Set problem:
Only the number is wanted: how many lines contain the word "NACW"?

Input material:

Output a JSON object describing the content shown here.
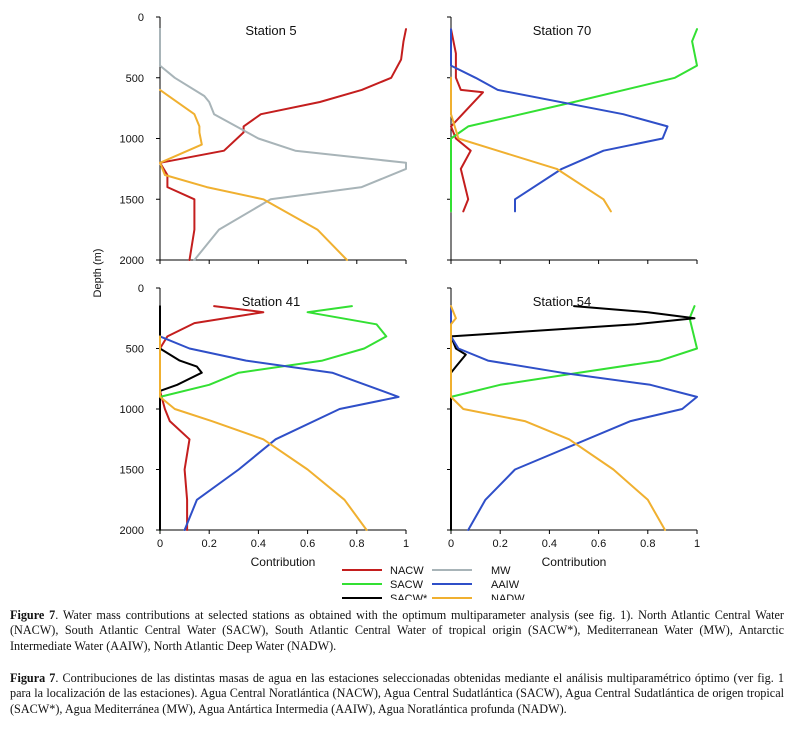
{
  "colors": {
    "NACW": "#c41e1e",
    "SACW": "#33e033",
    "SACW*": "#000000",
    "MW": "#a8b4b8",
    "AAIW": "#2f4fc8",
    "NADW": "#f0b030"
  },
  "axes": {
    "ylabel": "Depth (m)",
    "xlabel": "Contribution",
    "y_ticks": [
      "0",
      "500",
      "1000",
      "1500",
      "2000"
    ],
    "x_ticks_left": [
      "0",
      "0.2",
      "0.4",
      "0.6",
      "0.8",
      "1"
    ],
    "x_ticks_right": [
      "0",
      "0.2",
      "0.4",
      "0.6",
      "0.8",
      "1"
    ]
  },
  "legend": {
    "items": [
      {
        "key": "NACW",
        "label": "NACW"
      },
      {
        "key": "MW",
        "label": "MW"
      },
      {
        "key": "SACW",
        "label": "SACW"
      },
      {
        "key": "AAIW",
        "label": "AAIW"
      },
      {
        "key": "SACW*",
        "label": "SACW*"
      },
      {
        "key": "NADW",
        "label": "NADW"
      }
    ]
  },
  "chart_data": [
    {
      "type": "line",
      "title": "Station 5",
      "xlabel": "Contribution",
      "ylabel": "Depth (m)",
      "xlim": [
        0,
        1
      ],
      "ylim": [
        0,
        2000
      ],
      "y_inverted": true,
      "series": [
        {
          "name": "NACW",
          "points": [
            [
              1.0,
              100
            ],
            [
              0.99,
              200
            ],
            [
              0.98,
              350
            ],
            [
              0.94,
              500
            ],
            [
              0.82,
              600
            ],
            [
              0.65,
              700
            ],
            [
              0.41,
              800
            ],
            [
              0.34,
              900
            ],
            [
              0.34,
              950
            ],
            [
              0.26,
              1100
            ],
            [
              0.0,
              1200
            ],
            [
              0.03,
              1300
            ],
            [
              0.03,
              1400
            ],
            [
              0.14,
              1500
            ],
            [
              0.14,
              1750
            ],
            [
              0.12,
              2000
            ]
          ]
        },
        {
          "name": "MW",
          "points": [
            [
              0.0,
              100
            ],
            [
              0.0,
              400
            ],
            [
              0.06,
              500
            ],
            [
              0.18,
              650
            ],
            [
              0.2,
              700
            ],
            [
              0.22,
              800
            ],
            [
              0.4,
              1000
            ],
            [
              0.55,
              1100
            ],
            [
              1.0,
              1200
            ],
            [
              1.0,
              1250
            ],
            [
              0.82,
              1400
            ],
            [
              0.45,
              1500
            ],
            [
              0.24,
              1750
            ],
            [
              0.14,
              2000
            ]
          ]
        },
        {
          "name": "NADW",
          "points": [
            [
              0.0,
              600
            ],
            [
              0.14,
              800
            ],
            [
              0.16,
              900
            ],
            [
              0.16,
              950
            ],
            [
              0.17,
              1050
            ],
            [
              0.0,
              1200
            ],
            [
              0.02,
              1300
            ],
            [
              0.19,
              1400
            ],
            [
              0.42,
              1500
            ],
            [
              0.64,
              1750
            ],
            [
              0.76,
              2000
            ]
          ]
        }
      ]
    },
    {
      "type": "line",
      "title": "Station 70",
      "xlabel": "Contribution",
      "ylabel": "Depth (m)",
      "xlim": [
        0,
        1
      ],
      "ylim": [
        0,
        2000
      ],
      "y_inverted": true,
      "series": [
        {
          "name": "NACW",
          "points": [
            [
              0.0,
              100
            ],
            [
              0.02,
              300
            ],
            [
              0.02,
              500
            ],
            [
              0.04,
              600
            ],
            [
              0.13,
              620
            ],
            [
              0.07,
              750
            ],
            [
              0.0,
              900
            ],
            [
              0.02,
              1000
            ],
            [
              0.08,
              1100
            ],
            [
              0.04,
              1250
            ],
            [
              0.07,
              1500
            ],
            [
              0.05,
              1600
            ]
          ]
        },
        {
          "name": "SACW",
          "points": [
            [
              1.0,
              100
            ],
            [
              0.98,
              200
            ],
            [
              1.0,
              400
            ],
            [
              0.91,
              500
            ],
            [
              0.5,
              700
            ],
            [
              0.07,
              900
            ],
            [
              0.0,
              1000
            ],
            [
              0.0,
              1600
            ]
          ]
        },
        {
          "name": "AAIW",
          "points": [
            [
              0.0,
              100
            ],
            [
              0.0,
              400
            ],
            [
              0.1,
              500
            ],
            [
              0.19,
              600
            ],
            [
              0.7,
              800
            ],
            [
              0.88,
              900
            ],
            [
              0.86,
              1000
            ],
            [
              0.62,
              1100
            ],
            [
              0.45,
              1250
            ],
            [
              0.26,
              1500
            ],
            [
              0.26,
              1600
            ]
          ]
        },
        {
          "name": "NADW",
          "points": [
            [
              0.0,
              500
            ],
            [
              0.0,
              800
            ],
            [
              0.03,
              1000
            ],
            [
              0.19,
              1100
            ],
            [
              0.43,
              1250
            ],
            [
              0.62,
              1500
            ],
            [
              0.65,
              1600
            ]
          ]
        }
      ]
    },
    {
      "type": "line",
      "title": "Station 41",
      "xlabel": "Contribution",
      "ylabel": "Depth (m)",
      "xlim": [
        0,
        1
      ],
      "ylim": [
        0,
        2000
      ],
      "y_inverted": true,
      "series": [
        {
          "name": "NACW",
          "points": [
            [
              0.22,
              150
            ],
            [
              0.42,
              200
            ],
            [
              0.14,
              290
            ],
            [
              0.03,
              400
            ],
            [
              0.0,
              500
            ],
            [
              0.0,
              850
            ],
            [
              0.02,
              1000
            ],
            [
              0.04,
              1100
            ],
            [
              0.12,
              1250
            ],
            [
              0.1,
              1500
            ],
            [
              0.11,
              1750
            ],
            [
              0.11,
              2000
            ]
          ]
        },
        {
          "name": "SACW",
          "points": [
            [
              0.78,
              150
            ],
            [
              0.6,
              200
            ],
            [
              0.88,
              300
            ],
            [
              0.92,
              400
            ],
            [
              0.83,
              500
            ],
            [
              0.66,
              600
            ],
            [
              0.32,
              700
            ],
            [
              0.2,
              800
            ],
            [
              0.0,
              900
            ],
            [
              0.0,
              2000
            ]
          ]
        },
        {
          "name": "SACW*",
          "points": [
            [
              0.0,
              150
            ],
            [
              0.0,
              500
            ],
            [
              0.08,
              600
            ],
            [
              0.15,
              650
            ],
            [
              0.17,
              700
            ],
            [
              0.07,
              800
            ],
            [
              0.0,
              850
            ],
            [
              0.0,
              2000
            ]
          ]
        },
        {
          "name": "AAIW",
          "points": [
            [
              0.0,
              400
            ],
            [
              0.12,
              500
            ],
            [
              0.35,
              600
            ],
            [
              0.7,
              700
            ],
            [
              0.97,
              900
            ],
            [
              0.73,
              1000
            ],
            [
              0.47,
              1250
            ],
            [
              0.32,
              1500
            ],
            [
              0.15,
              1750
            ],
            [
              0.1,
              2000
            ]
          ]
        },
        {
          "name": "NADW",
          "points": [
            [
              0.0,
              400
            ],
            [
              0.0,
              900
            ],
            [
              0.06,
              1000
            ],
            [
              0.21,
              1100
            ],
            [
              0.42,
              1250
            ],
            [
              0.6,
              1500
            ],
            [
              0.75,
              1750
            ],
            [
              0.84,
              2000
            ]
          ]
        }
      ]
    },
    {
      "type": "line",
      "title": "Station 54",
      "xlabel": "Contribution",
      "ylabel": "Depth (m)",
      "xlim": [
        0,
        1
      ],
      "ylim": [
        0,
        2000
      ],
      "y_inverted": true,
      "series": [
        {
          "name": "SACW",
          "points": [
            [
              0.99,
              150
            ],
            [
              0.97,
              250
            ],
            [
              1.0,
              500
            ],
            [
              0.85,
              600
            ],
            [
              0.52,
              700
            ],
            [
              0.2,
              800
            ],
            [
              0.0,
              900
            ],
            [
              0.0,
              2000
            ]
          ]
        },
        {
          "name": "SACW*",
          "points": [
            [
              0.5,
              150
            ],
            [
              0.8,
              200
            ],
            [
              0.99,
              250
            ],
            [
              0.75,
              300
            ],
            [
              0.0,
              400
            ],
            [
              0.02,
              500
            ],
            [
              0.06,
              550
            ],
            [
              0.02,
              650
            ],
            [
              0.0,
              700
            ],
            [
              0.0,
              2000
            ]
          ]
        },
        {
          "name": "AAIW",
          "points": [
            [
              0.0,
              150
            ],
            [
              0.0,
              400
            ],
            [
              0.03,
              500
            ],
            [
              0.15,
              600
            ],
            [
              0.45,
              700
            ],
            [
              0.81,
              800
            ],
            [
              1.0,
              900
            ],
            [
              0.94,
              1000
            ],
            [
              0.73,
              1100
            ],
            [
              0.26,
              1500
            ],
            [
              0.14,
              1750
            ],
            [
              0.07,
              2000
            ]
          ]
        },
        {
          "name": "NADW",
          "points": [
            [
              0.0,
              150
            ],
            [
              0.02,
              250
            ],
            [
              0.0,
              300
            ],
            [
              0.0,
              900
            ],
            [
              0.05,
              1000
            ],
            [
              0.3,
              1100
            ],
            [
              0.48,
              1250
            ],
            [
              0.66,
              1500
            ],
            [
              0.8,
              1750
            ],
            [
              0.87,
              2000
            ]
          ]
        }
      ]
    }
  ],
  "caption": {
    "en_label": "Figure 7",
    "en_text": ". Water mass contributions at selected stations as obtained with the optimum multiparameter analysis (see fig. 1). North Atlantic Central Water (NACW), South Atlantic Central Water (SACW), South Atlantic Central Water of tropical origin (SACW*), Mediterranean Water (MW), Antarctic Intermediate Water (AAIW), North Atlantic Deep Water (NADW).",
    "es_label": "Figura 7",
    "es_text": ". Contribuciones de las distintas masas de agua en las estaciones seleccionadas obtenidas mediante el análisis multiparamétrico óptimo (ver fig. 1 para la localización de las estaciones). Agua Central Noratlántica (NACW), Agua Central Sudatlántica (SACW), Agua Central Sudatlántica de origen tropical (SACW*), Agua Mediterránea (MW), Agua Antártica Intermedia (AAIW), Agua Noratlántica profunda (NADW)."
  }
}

The response:
8